EXERCISE INPUT:

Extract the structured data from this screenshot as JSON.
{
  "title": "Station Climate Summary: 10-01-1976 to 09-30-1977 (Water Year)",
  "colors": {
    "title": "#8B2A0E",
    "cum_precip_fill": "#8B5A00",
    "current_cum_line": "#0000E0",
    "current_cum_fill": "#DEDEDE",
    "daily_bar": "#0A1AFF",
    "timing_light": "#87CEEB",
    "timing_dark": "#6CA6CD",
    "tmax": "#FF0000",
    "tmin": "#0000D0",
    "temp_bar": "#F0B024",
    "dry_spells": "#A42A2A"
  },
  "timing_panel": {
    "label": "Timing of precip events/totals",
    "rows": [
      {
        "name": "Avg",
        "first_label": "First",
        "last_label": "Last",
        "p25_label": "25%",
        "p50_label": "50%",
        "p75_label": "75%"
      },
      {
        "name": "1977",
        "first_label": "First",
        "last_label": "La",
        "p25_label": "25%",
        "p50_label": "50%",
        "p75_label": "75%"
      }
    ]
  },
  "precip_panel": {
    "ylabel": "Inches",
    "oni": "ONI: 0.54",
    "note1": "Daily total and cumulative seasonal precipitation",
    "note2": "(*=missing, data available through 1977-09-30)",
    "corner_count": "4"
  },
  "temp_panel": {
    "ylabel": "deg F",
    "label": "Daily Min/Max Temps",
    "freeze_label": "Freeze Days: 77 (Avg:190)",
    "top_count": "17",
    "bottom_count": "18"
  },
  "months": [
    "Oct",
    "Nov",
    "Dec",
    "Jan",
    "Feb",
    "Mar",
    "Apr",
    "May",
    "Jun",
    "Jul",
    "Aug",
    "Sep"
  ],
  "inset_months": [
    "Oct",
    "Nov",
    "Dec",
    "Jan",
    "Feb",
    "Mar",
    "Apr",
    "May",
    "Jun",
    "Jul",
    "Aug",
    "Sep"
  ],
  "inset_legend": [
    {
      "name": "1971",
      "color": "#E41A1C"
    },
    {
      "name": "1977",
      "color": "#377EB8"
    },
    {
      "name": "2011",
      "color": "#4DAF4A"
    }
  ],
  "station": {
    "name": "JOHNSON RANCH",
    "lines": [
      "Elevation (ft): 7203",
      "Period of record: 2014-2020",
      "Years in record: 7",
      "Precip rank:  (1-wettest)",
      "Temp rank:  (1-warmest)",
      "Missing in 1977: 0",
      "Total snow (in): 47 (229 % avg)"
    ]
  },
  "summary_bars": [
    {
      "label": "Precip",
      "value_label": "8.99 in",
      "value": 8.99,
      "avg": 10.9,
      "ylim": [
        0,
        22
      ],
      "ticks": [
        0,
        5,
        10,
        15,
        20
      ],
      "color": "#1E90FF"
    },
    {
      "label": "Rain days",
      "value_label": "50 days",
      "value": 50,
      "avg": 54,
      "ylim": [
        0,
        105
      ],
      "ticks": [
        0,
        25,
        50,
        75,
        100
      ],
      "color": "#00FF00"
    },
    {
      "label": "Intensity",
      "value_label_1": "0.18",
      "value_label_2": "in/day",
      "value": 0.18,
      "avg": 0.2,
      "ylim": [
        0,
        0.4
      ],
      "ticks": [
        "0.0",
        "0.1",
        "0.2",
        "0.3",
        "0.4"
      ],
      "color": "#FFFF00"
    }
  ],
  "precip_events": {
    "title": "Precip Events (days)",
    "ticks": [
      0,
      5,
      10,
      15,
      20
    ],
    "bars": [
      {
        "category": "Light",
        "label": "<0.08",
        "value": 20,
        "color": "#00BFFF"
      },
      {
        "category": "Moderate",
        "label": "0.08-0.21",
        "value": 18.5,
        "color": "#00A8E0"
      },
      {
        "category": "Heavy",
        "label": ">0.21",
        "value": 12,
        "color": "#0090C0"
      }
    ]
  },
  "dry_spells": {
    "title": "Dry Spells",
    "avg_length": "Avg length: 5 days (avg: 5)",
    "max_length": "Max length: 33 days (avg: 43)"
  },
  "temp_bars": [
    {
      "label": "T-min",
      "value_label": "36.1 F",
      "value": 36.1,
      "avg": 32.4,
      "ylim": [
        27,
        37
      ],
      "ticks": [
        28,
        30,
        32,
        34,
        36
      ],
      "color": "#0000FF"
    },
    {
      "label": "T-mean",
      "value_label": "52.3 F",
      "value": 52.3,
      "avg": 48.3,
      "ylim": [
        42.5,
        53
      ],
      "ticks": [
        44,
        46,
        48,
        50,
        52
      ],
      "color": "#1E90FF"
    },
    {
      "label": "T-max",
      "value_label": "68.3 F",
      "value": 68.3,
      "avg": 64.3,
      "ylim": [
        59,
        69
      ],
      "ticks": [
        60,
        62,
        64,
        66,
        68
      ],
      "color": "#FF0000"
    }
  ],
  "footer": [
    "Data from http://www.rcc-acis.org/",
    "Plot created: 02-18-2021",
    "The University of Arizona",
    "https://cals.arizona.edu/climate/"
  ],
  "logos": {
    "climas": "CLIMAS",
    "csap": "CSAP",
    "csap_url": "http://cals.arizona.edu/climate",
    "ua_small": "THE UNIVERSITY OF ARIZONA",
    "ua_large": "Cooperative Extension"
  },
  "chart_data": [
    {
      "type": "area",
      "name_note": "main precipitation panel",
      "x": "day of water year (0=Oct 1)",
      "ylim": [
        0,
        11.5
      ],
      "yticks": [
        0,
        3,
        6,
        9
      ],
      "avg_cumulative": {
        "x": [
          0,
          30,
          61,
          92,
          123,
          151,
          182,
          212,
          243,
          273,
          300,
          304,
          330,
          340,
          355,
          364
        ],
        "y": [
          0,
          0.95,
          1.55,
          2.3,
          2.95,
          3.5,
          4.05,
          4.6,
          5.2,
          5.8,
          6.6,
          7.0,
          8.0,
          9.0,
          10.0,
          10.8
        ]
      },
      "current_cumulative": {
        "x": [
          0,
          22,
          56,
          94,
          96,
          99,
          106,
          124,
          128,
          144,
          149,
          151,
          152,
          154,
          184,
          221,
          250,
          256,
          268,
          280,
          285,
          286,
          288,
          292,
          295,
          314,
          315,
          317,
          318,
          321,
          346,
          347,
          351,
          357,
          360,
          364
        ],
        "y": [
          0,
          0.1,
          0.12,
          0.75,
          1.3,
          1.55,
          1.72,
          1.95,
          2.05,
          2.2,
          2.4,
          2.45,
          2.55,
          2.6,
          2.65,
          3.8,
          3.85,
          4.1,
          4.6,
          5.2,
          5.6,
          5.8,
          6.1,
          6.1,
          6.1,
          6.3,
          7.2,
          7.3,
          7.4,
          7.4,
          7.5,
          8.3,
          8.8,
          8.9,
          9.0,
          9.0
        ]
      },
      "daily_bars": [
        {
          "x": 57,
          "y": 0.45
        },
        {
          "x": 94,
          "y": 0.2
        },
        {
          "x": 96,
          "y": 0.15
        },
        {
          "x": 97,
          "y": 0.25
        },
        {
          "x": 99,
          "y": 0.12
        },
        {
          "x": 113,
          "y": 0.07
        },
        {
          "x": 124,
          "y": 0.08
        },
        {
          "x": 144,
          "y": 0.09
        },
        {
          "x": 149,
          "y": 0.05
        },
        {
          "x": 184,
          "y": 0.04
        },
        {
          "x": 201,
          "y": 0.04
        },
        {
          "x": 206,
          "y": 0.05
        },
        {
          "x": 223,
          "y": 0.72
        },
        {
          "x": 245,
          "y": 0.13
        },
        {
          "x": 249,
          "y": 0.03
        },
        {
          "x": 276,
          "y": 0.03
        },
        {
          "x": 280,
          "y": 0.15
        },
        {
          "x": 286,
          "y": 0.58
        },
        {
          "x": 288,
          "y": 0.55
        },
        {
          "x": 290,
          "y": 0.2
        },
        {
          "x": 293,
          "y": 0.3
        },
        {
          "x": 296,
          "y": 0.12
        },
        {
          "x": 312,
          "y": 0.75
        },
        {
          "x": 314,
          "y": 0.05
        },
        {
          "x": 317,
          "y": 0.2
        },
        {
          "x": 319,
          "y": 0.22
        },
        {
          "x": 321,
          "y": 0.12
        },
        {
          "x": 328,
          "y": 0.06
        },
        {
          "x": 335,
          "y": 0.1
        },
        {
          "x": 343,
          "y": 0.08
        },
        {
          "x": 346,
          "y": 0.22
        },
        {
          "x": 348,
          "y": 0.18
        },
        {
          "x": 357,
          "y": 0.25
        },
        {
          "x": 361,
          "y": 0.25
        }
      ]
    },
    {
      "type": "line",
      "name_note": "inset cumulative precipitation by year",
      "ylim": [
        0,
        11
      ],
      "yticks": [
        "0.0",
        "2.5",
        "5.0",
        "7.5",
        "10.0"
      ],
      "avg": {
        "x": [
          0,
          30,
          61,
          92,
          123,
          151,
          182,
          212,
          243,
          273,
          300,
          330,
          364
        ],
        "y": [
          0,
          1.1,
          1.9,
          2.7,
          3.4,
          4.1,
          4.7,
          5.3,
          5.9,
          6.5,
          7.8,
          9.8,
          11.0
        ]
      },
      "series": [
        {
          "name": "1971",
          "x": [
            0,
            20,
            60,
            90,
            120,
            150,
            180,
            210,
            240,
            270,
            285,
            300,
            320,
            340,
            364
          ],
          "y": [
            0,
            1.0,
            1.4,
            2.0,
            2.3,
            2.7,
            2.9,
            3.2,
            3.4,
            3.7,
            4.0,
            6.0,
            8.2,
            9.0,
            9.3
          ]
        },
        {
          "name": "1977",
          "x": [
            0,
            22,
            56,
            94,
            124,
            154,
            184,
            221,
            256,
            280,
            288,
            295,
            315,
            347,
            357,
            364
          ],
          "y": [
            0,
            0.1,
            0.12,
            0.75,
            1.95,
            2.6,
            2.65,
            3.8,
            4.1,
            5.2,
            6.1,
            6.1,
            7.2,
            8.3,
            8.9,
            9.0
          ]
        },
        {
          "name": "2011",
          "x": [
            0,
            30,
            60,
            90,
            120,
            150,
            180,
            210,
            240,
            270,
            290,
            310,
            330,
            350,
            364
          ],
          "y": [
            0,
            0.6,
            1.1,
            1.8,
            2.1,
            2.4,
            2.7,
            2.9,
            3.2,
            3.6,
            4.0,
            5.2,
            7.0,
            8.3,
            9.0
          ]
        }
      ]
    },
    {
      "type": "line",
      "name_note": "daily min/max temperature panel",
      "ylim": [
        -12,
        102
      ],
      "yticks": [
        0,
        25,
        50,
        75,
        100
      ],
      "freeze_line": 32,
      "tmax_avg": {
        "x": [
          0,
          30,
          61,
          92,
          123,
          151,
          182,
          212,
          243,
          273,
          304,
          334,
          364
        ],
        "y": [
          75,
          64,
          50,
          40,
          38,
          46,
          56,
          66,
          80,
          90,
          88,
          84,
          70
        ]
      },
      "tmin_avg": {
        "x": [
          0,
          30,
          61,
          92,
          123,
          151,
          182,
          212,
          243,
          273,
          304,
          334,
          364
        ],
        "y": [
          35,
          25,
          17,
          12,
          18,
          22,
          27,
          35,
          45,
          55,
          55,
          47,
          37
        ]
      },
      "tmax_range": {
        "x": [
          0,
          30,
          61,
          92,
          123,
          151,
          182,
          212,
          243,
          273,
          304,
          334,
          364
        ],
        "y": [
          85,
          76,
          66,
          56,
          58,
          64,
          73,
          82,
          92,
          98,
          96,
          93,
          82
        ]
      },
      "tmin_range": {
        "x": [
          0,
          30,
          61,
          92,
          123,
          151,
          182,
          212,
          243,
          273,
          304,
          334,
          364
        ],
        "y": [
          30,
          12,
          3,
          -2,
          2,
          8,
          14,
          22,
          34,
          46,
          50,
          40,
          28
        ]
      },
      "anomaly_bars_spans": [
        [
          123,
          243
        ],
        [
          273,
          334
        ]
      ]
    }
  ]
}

TASK GOAL:
Copy out each line of the listing that holds "length".

EXERCISE SOLUTION:
    "avg_length": "Avg length: 5 days (avg: 5)",
    "max_length": "Max length: 33 days (avg: 43)"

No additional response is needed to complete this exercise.